§ **Direction**
Skip the pictures. Copy all the rest of the records down exactly.

§ **Stored records**
◆ ◆ ◆ ◆

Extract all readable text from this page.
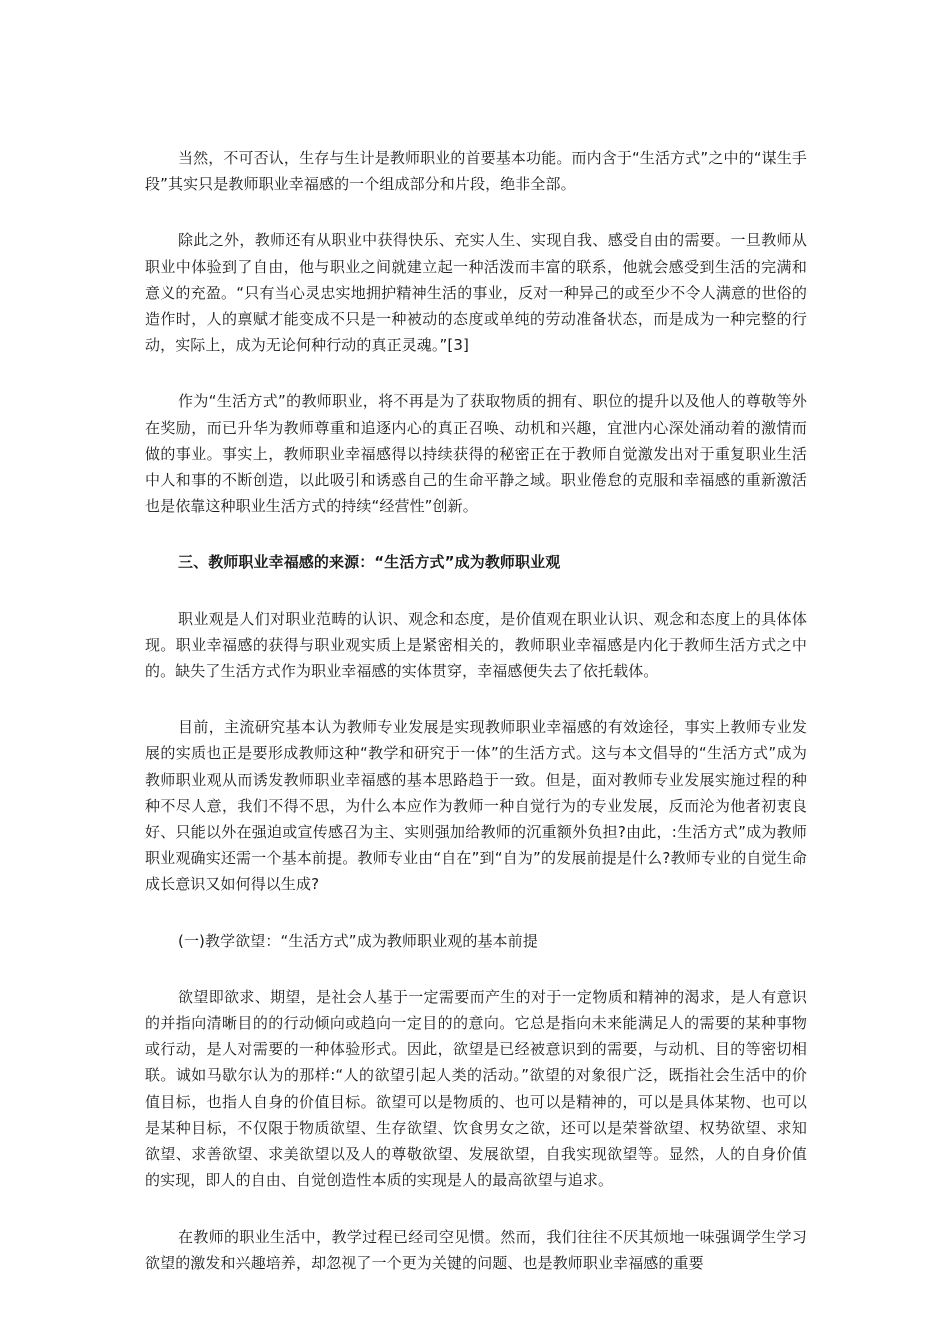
当然，不可否认，生存与生计是教师职业的首要基本功能。而内含于“生活方式”之中的“谋生手段”其实只是教师职业幸福感的一个组成部分和片段，绝非全部。

除此之外，教师还有从职业中获得快乐、充实人生、实现自我、感受自由的需要。一旦教师从职业中体验到了自由，他与职业之间就建立起一种活泼而丰富的联系，他就会感受到生活的完满和意义的充盈。“只有当心灵忠实地拥护精神生活的事业，反对一种异己的或至少不令人满意的世俗的造作时，人的禀赋才能变成不只是一种被动的态度或单纯的劳动准备状态，而是成为一种完整的行动，实际上，成为无论何种行动的真正灵魂。”[3]

作为“生活方式”的教师职业，将不再是为了获取物质的拥有、职位的提升以及他人的尊敬等外在奖励，而已升华为教师尊重和追逐内心的真正召唤、动机和兴趣，宜泄内心深处涌动着的激情而做的事业。事实上，教师职业幸福感得以持续获得的秘密正在于教师自觉激发出对于重复职业生活中人和事的不断创造，以此吸引和诱惑自己的生命平静之域。职业倦怠的克服和幸福感的重新激活也是依靠这种职业生活方式的持续“经营性”创新。

三、教师职业幸福感的来源：“生活方式”成为教师职业观

职业观是人们对职业范畴的认识、观念和态度，是价值观在职业认识、观念和态度上的具体体现。职业幸福感的获得与职业观实质上是紧密相关的，教师职业幸福感是内化于教师生活方式之中的。缺失了生活方式作为职业幸福感的实体贯穿，幸福感便失去了依托载体。

目前，主流研究基本认为教师专业发展是实现教师职业幸福感的有效途径，事实上教师专业发展的实质也正是要形成教师这种“教学和研究于一体”的生活方式。这与本文倡导的“生活方式”成为教师职业观从而诱发教师职业幸福感的基本思路趋于一致。但是，面对教师专业发展实施过程的种种不尽人意，我们不得不思，为什么本应作为教师一种自觉行为的专业发展，反而沦为他者初衷良好、只能以外在强迫或宣传感召为主、实则强加给教师的沉重额外负担?由此，:生活方式”成为教师职业观确实还需一个基本前提。教师专业由“自在”到“自为”的发展前提是什么?教师专业的自觉生命成长意识又如何得以生成?

(一)教学欲望：“生活方式”成为教师职业观的基本前提

欲望即欲求、期望，是社会人基于一定需要而产生的对于一定物质和精神的渴求，是人有意识的并指向清晰目的的行动倾向或趋向一定目的的意向。它总是指向未来能满足人的需要的某种事物或行动，是人对需要的一种体验形式。因此，欲望是已经被意识到的需要，与动机、目的等密切相联。诚如马歇尔认为的那样:“人的欲望引起人类的活动。”欲望的对象很广泛，既指社会生活中的价值目标，也指人自身的价值目标。欲望可以是物质的、也可以是精神的，可以是具体某物、也可以是某种目标，不仅限于物质欲望、生存欲望、饮食男女之欲，还可以是荣誉欲望、权势欲望、求知欲望、求善欲望、求美欲望以及人的尊敬欲望、发展欲望，自我实现欲望等。显然，人的自身价值的实现，即人的自由、自觉创造性本质的实现是人的最高欲望与追求。

在教师的职业生活中，教学过程已经司空见惯。然而，我们往往不厌其烦地一味强调学生学习欲望的激发和兴趣培养，却忽视了一个更为关键的问题、也是教师职业幸福感的重要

◆ ◆ ◆ ◆

§ **Output below**
Extract all readable text from this page.
当然，不可否认，生存与生计是教师职业的首要基本功能。而内含于“生活方式”之中的“谋生手段”其实只是教师职业幸福感的一个组成部分和片段，绝非全部。

除此之外，教师还有从职业中获得快乐、充实人生、实现自我、感受自由的需要。一旦教师从职业中体验到了自由，他与职业之间就建立起一种活泼而丰富的联系，他就会感受到生活的完满和意义的充盈。“只有当心灵忠实地拥护精神生活的事业，反对一种异己的或至少不令人满意的世俗的造作时，人的禀赋才能变成不只是一种被动的态度或单纯的劳动准备状态，而是成为一种完整的行动，实际上，成为无论何种行动的真正灵魂。”[3]

作为“生活方式”的教师职业，将不再是为了获取物质的拥有、职位的提升以及他人的尊敬等外在奖励，而已升华为教师尊重和追逐内心的真正召唤、动机和兴趣，宜泄内心深处涌动着的激情而做的事业。事实上，教师职业幸福感得以持续获得的秘密正在于教师自觉激发出对于重复职业生活中人和事的不断创造，以此吸引和诱惑自己的生命平静之域。职业倦怠的克服和幸福感的重新激活也是依靠这种职业生活方式的持续“经营性”创新。

三、教师职业幸福感的来源：“生活方式”成为教师职业观

职业观是人们对职业范畴的认识、观念和态度，是价值观在职业认识、观念和态度上的具体体现。职业幸福感的获得与职业观实质上是紧密相关的，教师职业幸福感是内化于教师生活方式之中的。缺失了生活方式作为职业幸福感的实体贯穿，幸福感便失去了依托载体。

目前，主流研究基本认为教师专业发展是实现教师职业幸福感的有效途径，事实上教师专业发展的实质也正是要形成教师这种“教学和研究于一体”的生活方式。这与本文倡导的“生活方式”成为教师职业观从而诱发教师职业幸福感的基本思路趋于一致。但是，面对教师专业发展实施过程的种种不尽人意，我们不得不思，为什么本应作为教师一种自觉行为的专业发展，反而沦为他者初衷良好、只能以外在强迫或宣传感召为主、实则强加给教师的沉重额外负担?由此，:生活方式”成为教师职业观确实还需一个基本前提。教师专业由“自在”到“自为”的发展前提是什么?教师专业的自觉生命成长意识又如何得以生成?

(一)教学欲望：“生活方式”成为教师职业观的基本前提

欲望即欲求、期望，是社会人基于一定需要而产生的对于一定物质和精神的渴求，是人有意识的并指向清晰目的的行动倾向或趋向一定目的的意向。它总是指向未来能满足人的需要的某种事物或行动，是人对需要的一种体验形式。因此，欲望是已经被意识到的需要，与动机、目的等密切相联。诚如马歇尔认为的那样:“人的欲望引起人类的活动。”欲望的对象很广泛，既指社会生活中的价值目标，也指人自身的价值目标。欲望可以是物质的、也可以是精神的，可以是具体某物、也可以是某种目标，不仅限于物质欲望、生存欲望、饮食男女之欲，还可以是荣誉欲望、权势欲望、求知欲望、求善欲望、求美欲望以及人的尊敬欲望、发展欲望，自我实现欲望等。显然，人的自身价值的实现，即人的自由、自觉创造性本质的实现是人的最高欲望与追求。

在教师的职业生活中，教学过程已经司空见惯。然而，我们往往不厌其烦地一味强调学生学习欲望的激发和兴趣培养，却忽视了一个更为关键的问题、也是教师职业幸福感的重要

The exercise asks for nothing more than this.